__Exercise aim__
Output a single figure: the number of lines in which the word "JSON" appears.

--- Begin Listing ---

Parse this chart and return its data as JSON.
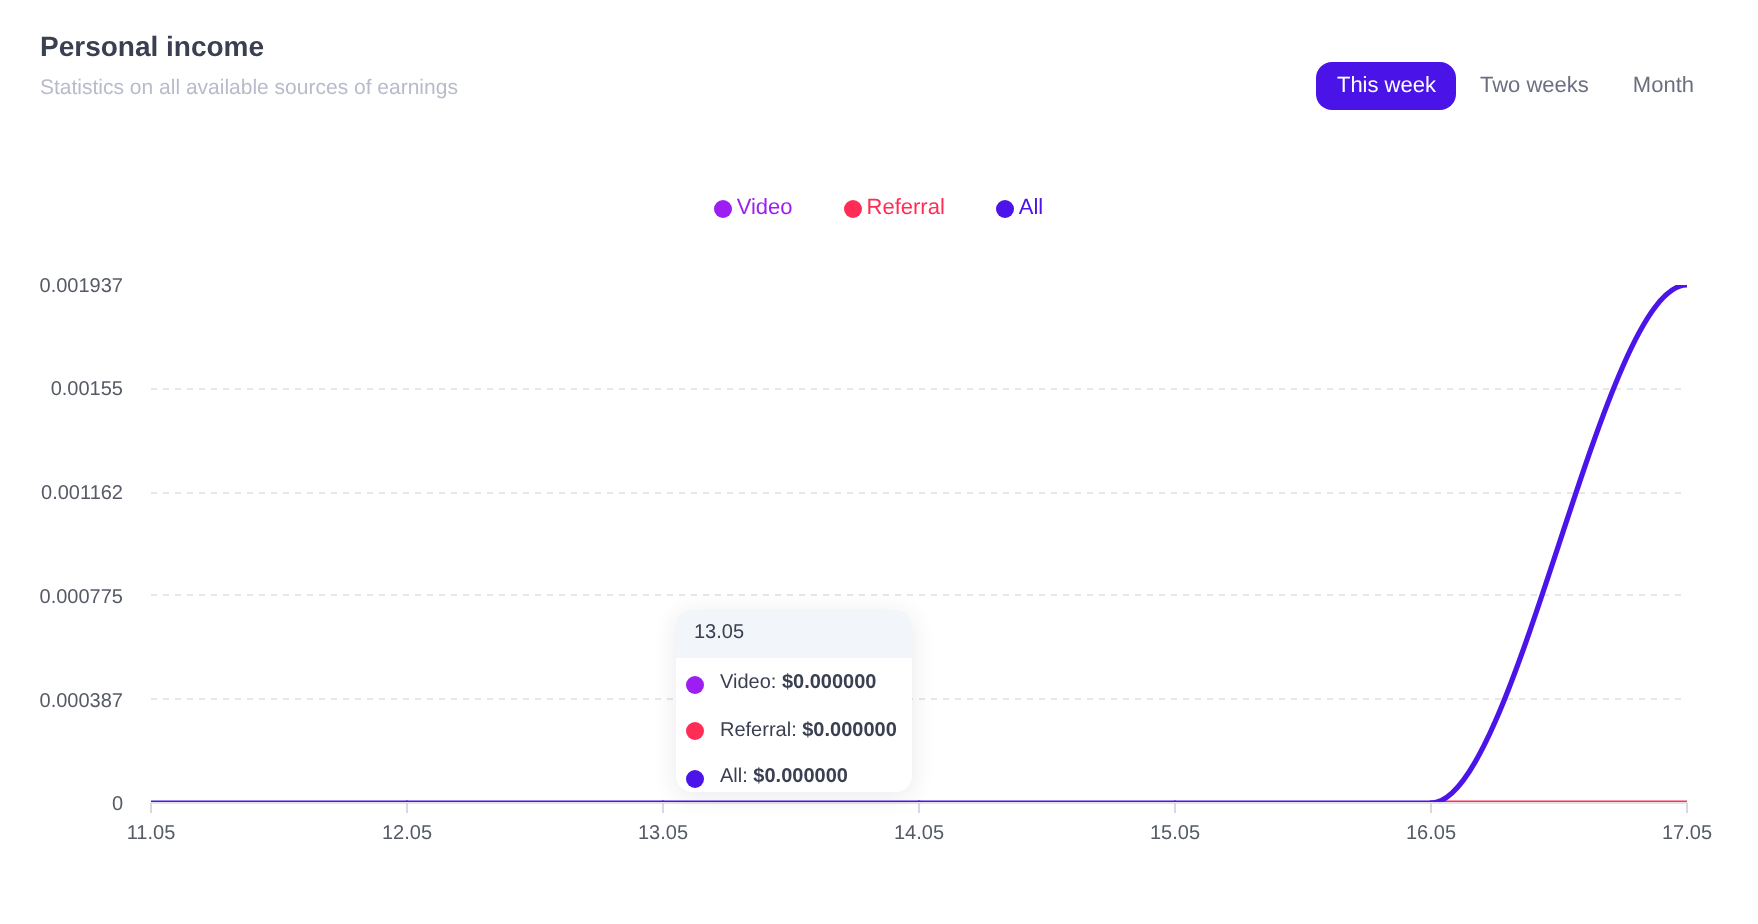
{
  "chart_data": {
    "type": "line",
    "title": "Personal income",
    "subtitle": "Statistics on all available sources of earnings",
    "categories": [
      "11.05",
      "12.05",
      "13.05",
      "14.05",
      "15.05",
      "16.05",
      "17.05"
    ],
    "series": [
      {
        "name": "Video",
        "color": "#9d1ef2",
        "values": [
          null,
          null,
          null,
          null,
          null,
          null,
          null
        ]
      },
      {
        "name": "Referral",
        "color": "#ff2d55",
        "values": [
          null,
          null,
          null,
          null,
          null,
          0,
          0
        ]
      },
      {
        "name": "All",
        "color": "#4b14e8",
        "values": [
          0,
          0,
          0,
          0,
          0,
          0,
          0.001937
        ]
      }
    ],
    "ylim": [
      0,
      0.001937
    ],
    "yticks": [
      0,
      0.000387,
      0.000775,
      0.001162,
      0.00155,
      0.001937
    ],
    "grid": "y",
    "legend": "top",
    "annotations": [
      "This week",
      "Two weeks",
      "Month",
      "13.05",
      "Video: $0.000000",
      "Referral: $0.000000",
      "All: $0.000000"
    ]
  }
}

--- End Listing ---
--- Begin Listing ---

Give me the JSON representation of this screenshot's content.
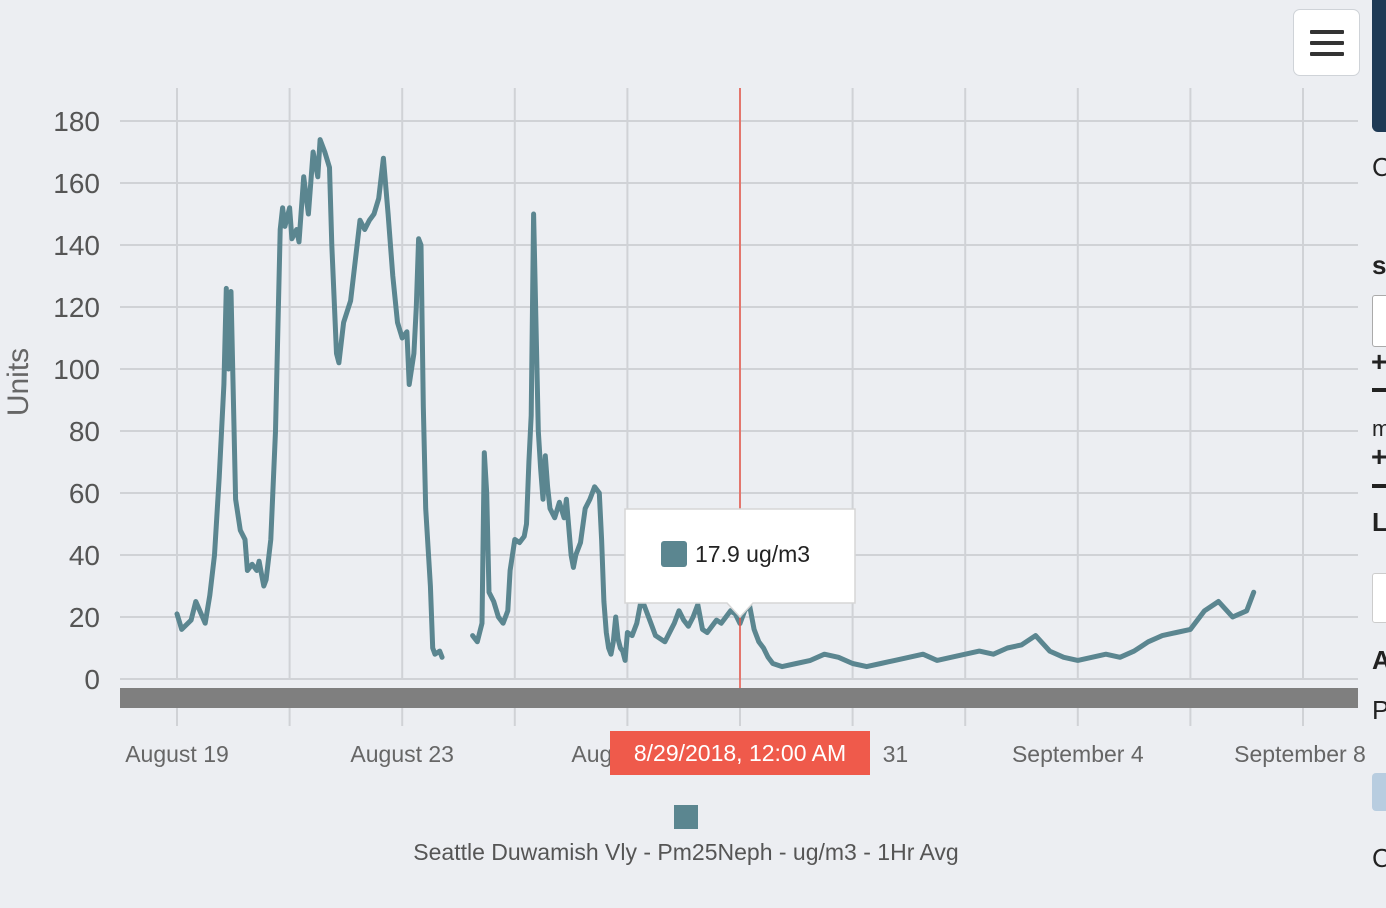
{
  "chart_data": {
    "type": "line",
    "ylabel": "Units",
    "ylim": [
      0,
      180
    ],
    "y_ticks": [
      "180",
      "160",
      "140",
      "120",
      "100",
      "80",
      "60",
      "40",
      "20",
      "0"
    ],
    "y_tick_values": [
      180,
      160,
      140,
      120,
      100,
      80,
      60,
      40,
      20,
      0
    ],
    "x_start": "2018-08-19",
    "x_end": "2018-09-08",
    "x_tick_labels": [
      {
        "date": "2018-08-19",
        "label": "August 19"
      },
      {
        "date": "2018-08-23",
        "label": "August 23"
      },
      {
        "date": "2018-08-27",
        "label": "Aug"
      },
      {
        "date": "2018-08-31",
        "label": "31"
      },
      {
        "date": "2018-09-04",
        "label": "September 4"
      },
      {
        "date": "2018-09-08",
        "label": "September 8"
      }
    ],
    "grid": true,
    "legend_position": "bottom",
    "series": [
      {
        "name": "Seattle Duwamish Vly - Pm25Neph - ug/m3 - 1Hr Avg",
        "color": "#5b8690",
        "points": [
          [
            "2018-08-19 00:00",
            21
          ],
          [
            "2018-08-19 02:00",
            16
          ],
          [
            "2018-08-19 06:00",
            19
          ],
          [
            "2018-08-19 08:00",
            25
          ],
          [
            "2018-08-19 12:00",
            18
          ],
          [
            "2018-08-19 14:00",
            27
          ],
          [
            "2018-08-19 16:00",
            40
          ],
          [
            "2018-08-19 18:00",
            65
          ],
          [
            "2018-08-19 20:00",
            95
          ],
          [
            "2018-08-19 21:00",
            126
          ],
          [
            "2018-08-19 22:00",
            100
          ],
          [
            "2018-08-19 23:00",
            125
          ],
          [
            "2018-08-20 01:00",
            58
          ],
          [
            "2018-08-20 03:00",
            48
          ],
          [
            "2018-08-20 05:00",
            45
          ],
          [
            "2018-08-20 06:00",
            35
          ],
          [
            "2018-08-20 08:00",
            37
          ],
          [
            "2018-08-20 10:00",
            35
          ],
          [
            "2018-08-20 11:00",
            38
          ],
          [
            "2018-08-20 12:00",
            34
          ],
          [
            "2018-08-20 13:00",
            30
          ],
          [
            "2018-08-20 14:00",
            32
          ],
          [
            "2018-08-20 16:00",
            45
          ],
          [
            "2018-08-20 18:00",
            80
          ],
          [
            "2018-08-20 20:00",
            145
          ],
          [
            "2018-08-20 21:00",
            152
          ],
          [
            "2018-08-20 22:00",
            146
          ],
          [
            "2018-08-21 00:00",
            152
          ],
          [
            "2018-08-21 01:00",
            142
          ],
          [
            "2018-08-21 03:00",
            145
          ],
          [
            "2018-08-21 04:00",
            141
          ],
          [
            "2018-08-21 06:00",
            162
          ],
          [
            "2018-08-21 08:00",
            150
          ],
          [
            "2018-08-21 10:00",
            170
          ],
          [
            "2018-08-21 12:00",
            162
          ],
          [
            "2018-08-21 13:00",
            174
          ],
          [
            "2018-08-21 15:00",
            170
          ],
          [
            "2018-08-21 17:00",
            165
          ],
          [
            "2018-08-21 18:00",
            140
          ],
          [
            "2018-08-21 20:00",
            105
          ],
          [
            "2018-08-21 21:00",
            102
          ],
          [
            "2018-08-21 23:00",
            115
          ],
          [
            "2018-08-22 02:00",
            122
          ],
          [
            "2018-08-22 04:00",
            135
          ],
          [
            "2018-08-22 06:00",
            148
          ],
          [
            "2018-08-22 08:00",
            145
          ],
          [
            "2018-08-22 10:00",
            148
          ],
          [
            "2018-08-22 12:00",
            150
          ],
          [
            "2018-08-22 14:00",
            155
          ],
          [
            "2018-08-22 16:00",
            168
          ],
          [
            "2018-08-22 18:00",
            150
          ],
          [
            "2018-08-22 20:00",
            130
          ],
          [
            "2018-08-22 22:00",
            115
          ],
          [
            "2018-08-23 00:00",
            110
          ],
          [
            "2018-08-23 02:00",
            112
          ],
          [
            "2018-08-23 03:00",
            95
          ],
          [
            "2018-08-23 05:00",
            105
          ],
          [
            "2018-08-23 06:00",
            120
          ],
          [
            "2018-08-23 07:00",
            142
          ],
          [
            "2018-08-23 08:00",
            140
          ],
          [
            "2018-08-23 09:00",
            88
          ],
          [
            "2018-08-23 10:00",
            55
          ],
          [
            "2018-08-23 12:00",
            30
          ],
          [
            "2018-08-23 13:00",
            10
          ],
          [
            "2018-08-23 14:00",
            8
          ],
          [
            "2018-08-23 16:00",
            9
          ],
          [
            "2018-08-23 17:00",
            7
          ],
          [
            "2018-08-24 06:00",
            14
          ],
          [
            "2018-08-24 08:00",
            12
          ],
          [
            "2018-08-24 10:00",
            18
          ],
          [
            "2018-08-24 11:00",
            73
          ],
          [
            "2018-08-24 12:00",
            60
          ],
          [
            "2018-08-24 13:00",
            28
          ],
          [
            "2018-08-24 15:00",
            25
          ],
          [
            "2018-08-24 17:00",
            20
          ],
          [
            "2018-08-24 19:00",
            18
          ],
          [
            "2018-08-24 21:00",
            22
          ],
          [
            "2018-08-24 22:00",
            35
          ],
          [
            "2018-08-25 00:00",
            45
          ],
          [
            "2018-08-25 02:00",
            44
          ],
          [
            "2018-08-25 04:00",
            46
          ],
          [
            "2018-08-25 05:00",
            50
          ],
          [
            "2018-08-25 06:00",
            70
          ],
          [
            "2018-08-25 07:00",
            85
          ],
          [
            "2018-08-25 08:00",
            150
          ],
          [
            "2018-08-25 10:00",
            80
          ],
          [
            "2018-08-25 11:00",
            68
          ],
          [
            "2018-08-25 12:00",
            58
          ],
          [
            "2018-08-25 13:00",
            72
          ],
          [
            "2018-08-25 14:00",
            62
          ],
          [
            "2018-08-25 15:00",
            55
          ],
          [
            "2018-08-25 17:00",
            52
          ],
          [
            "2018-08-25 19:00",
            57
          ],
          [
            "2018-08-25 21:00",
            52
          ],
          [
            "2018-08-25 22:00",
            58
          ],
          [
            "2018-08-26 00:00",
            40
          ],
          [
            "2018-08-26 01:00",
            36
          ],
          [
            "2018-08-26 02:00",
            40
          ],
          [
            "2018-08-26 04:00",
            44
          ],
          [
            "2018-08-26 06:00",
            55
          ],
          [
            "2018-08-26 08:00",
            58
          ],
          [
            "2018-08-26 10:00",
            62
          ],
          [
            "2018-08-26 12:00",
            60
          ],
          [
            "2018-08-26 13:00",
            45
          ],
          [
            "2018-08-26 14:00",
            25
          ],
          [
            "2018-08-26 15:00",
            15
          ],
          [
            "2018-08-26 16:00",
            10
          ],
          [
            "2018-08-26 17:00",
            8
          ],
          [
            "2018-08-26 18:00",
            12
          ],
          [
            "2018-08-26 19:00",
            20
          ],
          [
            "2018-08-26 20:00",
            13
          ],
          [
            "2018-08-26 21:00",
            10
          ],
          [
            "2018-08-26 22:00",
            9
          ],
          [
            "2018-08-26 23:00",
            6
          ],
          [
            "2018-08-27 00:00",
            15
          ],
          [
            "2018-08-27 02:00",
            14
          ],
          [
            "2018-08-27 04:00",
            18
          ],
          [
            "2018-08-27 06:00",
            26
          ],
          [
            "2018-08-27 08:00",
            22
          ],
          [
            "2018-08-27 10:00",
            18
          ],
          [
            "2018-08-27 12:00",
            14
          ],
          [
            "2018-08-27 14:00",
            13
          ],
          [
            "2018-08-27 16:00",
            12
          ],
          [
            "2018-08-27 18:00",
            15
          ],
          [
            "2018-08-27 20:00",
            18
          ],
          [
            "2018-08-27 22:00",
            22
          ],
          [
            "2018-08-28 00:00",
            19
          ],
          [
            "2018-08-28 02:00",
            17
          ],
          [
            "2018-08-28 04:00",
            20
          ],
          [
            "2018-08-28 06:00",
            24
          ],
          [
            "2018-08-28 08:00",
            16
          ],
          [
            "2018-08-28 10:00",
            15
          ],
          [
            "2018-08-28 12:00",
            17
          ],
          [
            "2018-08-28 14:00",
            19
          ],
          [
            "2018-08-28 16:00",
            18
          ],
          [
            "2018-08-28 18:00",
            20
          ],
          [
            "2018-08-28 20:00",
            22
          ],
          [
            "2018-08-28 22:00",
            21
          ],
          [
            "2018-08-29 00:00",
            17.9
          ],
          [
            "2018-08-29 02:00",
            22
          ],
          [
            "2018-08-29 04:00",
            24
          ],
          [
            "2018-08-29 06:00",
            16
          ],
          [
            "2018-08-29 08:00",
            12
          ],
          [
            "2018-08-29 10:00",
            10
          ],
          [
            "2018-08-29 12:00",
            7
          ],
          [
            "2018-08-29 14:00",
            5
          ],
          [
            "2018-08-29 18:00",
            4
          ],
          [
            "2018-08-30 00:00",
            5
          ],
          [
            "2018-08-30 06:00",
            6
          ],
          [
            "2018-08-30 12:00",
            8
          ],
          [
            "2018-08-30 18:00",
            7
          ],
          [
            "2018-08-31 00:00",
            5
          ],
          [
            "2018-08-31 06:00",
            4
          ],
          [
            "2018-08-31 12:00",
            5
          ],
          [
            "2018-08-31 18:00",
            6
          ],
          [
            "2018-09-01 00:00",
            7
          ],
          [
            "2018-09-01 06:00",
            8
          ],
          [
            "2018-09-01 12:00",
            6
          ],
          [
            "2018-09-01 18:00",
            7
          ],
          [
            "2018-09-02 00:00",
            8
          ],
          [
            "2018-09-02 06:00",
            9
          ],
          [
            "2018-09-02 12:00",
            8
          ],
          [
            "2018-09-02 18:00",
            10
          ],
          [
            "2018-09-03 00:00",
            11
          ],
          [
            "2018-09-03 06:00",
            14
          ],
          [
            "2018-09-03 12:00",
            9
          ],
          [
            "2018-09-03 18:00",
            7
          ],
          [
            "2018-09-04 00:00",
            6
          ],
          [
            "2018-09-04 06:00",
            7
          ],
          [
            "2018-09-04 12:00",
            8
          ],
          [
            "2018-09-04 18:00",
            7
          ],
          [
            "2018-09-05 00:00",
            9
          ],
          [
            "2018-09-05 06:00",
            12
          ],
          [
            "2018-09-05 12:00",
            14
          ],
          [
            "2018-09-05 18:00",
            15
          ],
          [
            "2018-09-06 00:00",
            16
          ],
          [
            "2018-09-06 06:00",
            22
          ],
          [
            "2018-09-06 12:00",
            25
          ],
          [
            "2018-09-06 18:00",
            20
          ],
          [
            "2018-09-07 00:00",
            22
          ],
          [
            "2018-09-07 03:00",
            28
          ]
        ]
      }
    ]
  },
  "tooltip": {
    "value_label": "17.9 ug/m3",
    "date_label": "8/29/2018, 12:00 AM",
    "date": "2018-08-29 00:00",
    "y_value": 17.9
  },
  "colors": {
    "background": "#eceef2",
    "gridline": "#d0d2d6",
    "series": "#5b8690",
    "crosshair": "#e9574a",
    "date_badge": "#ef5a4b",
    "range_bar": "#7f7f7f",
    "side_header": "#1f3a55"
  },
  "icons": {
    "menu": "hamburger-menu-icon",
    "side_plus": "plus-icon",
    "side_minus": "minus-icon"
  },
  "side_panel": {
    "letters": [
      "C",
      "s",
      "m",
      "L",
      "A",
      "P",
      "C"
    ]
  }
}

--- End Listing ---
--- Begin Listing ---

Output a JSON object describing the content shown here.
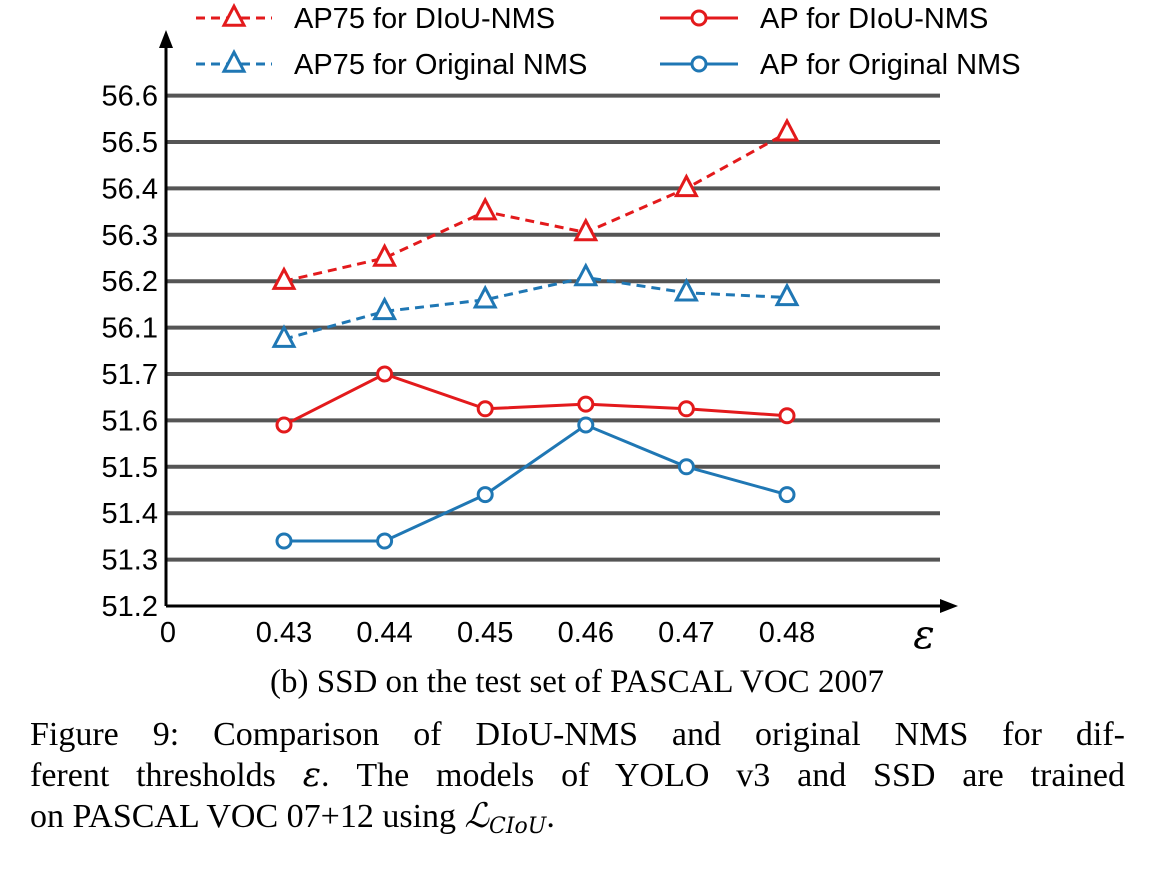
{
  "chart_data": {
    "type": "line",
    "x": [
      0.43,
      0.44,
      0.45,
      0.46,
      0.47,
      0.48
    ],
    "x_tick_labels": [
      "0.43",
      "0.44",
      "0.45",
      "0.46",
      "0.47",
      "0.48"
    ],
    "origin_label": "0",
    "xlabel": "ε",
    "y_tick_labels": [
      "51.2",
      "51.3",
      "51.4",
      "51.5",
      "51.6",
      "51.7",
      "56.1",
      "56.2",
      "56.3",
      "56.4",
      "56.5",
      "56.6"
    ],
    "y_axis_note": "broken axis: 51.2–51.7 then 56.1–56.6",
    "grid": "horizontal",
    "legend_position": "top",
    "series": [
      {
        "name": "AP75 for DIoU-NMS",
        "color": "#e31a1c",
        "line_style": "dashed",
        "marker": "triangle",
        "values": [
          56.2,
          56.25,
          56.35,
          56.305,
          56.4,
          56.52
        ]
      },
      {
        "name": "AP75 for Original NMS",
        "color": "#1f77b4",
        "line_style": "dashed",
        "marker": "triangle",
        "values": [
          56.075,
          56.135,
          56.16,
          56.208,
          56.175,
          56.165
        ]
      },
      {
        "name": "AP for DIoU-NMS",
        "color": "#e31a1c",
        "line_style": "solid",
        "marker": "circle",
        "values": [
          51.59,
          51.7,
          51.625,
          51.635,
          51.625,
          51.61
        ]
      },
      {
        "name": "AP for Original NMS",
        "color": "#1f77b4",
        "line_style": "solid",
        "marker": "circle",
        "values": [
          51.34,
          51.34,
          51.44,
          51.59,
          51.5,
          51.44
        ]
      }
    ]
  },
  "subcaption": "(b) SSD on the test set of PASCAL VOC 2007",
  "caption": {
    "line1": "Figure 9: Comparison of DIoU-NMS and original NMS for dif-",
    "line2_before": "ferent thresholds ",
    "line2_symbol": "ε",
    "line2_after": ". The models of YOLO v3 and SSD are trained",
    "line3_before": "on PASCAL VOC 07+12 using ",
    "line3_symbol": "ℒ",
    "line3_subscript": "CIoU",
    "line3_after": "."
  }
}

--- End Listing ---

__Reply to the exercise__
3